(Work to do)
All lines featuring the string "such" are to be listed.

(Data entries)
# # #

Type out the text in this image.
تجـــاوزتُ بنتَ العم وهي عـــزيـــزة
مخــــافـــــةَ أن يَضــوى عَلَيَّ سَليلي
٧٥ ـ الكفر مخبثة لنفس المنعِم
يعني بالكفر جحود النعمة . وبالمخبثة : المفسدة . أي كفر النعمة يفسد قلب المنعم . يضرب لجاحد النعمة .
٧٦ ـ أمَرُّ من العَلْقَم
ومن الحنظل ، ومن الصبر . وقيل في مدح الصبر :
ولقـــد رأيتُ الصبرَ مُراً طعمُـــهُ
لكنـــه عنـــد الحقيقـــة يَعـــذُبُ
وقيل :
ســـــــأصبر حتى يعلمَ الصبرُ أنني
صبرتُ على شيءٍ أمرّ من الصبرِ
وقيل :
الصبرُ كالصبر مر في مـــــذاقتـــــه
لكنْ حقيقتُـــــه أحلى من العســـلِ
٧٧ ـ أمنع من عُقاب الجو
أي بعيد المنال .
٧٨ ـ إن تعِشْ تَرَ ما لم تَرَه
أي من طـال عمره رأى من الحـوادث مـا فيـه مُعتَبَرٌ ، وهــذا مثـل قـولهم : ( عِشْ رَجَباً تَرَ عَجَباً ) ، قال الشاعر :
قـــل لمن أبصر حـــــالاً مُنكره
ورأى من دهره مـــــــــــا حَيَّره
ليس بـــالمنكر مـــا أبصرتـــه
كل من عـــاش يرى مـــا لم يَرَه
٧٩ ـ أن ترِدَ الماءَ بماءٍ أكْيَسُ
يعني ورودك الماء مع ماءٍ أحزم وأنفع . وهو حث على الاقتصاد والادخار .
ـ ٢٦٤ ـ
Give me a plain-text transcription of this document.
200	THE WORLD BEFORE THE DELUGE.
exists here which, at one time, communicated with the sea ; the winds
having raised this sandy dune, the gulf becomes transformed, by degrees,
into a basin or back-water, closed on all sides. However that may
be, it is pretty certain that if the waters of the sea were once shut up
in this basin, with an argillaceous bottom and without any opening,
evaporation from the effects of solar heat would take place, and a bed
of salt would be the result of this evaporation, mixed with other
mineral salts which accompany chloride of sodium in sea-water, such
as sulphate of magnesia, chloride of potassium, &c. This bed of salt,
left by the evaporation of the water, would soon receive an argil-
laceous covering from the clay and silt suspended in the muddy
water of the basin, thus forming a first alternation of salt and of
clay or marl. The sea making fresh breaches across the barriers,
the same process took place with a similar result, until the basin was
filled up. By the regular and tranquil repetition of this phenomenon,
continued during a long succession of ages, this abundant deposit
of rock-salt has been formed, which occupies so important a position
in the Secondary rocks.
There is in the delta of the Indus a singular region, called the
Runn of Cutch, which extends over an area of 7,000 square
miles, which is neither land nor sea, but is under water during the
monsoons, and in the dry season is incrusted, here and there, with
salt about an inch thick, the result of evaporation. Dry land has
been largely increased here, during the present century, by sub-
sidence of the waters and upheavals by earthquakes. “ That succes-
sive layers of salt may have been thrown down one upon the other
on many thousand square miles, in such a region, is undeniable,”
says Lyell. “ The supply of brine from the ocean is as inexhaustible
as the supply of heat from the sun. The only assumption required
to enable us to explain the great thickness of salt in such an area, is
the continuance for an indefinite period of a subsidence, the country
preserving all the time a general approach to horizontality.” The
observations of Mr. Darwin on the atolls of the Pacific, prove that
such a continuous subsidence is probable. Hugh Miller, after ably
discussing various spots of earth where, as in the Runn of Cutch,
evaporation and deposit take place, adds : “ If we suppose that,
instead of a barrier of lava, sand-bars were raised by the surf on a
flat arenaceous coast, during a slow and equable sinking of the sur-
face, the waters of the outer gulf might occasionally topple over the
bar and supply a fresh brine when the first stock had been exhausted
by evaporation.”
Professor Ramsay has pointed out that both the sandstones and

# # #

(Reply)
mineral salts which accompany chloride of sodium in sea-water, such
on many thousand square miles, in such a region, is undeniable,”
to enable us to explain the great thickness of salt in such an area, is
such a continuous subsidence is probable. Hugh Miller, after ably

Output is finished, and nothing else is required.